=== What to produce ===
The entries below are to be repeated exactly as they stand.

=== Supplied records ===
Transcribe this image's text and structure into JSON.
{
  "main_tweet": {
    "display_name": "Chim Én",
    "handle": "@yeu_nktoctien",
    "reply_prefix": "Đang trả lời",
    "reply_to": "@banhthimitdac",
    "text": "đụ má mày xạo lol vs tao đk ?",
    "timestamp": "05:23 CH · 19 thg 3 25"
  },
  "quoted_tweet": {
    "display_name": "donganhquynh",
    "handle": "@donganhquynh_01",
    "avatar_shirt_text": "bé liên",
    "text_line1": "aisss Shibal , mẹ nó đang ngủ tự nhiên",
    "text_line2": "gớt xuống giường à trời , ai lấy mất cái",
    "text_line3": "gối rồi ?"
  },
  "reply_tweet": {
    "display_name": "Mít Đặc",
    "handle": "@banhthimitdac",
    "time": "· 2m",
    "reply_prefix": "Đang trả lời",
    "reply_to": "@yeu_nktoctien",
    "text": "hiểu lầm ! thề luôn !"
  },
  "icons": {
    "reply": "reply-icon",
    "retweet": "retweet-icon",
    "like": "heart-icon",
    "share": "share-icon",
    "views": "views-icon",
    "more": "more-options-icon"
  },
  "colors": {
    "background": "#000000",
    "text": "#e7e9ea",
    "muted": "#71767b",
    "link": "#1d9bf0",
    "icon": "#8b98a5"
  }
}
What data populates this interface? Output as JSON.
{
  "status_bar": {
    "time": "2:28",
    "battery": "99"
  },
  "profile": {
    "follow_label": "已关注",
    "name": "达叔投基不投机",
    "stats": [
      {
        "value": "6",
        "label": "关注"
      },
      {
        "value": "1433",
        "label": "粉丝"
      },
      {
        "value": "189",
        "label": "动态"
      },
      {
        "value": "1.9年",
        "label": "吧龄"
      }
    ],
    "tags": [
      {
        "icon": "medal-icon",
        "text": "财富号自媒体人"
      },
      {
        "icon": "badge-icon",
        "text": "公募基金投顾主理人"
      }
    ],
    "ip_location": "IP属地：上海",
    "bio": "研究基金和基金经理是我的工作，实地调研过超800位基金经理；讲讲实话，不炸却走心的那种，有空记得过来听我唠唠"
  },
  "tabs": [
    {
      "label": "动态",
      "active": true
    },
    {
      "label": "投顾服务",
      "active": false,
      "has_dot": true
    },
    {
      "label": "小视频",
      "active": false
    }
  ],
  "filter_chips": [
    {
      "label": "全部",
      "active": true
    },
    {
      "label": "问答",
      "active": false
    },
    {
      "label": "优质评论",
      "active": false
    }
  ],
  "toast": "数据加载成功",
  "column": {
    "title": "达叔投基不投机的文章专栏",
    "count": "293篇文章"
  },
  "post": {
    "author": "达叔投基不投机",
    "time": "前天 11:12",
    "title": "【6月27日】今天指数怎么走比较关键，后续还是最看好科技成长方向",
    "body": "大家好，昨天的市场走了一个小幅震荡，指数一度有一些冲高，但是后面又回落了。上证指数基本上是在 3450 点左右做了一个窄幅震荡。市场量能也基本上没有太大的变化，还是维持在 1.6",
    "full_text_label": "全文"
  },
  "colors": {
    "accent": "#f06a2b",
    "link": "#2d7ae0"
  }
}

=== Task answer ===
Transcribe this image's text and structure into JSON.
{
  "main_tweet": {
    "display_name": "Chim Én",
    "handle": "@yeu_nktoctien",
    "reply_prefix": "Đang trả lời",
    "reply_to": "@banhthimitdac",
    "text": "đụ má mày xạo lol vs tao đk ?",
    "timestamp": "05:23 CH · 19 thg 3 25"
  },
  "quoted_tweet": {
    "display_name": "donganhquynh",
    "handle": "@donganhquynh_01",
    "avatar_shirt_text": "bé liên",
    "text_line1": "aisss Shibal , mẹ nó đang ngủ tự nhiên",
    "text_line2": "gớt xuống giường à trời , ai lấy mất cái",
    "text_line3": "gối rồi ?"
  },
  "reply_tweet": {
    "display_name": "Mít Đặc",
    "handle": "@banhthimitdac",
    "time": "· 2m",
    "reply_prefix": "Đang trả lời",
    "reply_to": "@yeu_nktoctien",
    "text": "hiểu lầm ! thề luôn !"
  },
  "icons": {
    "reply": "reply-icon",
    "retweet": "retweet-icon",
    "like": "heart-icon",
    "share": "share-icon",
    "views": "views-icon",
    "more": "more-options-icon"
  },
  "colors": {
    "background": "#000000",
    "text": "#e7e9ea",
    "muted": "#71767b",
    "link": "#1d9bf0",
    "icon": "#8b98a5"
  }
}
What data populates this interface? Output as JSON.
{
  "status_bar": {
    "time": "2:28",
    "battery": "99"
  },
  "profile": {
    "follow_label": "已关注",
    "name": "达叔投基不投机",
    "stats": [
      {
        "value": "6",
        "label": "关注"
      },
      {
        "value": "1433",
        "label": "粉丝"
      },
      {
        "value": "189",
        "label": "动态"
      },
      {
        "value": "1.9年",
        "label": "吧龄"
      }
    ],
    "tags": [
      {
        "icon": "medal-icon",
        "text": "财富号自媒体人"
      },
      {
        "icon": "badge-icon",
        "text": "公募基金投顾主理人"
      }
    ],
    "ip_location": "IP属地：上海",
    "bio": "研究基金和基金经理是我的工作，实地调研过超800位基金经理；讲讲实话，不炸却走心的那种，有空记得过来听我唠唠"
  },
  "tabs": [
    {
      "label": "动态",
      "active": true
    },
    {
      "label": "投顾服务",
      "active": false,
      "has_dot": true
    },
    {
      "label": "小视频",
      "active": false
    }
  ],
  "filter_chips": [
    {
      "label": "全部",
      "active": true
    },
    {
      "label": "问答",
      "active": false
    },
    {
      "label": "优质评论",
      "active": false
    }
  ],
  "toast": "数据加载成功",
  "column": {
    "title": "达叔投基不投机的文章专栏",
    "count": "293篇文章"
  },
  "post": {
    "author": "达叔投基不投机",
    "time": "前天 11:12",
    "title": "【6月27日】今天指数怎么走比较关键，后续还是最看好科技成长方向",
    "body": "大家好，昨天的市场走了一个小幅震荡，指数一度有一些冲高，但是后面又回落了。上证指数基本上是在 3450 点左右做了一个窄幅震荡。市场量能也基本上没有太大的变化，还是维持在 1.6",
    "full_text_label": "全文"
  },
  "colors": {
    "accent": "#f06a2b",
    "link": "#2d7ae0"
  }
}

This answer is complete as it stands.